-- BEGIN --

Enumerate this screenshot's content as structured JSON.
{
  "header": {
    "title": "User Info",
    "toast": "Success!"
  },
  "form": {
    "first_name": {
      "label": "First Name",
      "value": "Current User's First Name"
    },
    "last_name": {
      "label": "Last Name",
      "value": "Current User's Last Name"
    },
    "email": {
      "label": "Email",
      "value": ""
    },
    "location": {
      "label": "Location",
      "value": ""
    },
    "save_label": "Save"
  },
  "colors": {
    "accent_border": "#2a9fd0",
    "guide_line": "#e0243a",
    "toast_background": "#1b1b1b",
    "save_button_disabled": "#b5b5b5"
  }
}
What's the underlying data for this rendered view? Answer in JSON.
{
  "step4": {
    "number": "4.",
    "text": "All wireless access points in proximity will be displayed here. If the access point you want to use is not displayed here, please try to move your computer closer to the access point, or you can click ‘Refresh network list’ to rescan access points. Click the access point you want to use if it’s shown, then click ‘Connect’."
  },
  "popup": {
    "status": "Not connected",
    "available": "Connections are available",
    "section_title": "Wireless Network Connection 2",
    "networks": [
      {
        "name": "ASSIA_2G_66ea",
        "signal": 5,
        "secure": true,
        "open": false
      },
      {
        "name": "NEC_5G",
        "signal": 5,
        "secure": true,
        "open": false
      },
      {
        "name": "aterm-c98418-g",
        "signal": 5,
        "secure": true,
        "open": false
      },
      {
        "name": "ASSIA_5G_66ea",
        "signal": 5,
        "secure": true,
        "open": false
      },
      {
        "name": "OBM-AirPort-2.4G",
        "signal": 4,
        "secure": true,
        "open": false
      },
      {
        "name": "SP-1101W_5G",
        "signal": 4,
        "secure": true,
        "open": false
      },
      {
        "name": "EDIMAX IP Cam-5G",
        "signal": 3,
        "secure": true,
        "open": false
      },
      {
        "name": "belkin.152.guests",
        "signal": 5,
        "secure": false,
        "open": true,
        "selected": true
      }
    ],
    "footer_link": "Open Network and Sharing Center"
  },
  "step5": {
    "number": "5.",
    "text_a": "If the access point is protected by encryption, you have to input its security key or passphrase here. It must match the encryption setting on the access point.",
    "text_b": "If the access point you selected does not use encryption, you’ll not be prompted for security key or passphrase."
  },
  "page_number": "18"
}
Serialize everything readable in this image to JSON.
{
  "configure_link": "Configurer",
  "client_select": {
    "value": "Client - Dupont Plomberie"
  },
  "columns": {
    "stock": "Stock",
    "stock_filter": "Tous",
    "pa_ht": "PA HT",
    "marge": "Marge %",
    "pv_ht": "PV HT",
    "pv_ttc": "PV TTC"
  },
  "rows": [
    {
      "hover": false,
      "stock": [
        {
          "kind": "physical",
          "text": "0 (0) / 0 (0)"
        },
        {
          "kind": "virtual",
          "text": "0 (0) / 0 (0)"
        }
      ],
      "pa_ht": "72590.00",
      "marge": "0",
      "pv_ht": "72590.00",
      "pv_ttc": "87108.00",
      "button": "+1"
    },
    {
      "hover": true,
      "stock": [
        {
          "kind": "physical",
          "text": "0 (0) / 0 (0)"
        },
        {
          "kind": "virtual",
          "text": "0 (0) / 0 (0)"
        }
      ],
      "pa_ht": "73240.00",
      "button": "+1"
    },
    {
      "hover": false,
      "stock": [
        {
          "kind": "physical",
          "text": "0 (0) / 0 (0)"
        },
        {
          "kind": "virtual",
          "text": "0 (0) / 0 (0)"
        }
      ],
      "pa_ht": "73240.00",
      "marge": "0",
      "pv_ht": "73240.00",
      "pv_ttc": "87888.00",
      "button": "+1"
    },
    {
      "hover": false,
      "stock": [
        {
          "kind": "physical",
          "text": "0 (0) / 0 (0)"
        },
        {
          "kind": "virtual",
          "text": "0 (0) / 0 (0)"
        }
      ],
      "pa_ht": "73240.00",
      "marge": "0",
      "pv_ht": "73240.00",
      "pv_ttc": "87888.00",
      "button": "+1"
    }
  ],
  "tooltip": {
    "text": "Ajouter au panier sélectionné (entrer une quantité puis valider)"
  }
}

-- END --

* _The problem_: Provide the number of lines in these entries that hold the word "Current", without any accompanying text.

* _Written response_: 2